(SHORT TASK) Search the data below for "page"; list each line that holds it.

(INPUT)
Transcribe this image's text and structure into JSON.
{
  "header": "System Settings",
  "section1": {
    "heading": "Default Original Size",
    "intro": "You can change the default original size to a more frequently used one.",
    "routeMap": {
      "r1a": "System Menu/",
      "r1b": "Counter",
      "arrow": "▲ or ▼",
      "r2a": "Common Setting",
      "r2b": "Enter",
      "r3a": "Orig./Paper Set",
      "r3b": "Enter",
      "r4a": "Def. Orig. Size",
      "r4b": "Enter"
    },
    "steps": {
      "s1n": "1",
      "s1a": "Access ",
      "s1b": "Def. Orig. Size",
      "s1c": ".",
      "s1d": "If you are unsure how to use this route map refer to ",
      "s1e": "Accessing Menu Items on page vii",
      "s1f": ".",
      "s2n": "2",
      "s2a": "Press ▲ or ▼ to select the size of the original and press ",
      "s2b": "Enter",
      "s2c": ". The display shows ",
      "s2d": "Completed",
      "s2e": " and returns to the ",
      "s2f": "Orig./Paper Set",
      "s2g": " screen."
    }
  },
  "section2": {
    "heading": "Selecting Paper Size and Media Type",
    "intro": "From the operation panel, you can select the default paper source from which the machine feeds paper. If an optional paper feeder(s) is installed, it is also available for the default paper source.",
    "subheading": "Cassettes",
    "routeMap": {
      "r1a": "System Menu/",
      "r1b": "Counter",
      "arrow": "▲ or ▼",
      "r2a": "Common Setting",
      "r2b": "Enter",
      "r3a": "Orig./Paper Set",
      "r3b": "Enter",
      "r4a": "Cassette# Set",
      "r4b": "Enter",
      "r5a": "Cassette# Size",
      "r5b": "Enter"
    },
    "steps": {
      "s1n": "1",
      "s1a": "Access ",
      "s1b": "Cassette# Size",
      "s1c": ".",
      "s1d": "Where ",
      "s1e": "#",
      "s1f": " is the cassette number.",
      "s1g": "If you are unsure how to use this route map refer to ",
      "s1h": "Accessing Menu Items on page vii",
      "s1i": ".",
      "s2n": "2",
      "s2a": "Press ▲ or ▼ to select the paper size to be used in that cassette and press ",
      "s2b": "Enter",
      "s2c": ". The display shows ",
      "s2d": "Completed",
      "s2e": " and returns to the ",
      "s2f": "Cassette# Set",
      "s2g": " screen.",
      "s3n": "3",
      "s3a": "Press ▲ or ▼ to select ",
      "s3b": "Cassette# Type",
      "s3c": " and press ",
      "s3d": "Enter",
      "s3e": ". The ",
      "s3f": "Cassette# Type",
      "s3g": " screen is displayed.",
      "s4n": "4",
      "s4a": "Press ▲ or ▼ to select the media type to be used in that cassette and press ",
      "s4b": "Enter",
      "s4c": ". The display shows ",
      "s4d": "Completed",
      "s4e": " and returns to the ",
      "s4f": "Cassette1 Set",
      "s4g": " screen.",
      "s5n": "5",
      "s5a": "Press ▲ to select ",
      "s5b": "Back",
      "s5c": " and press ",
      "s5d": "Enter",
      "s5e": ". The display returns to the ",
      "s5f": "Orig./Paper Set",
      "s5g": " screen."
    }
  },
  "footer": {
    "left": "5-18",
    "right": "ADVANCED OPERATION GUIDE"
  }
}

(CORRECT ANSWER)
      "s1e": "Accessing Menu Items on page vii",
      "s1h": "Accessing Menu Items on page vii",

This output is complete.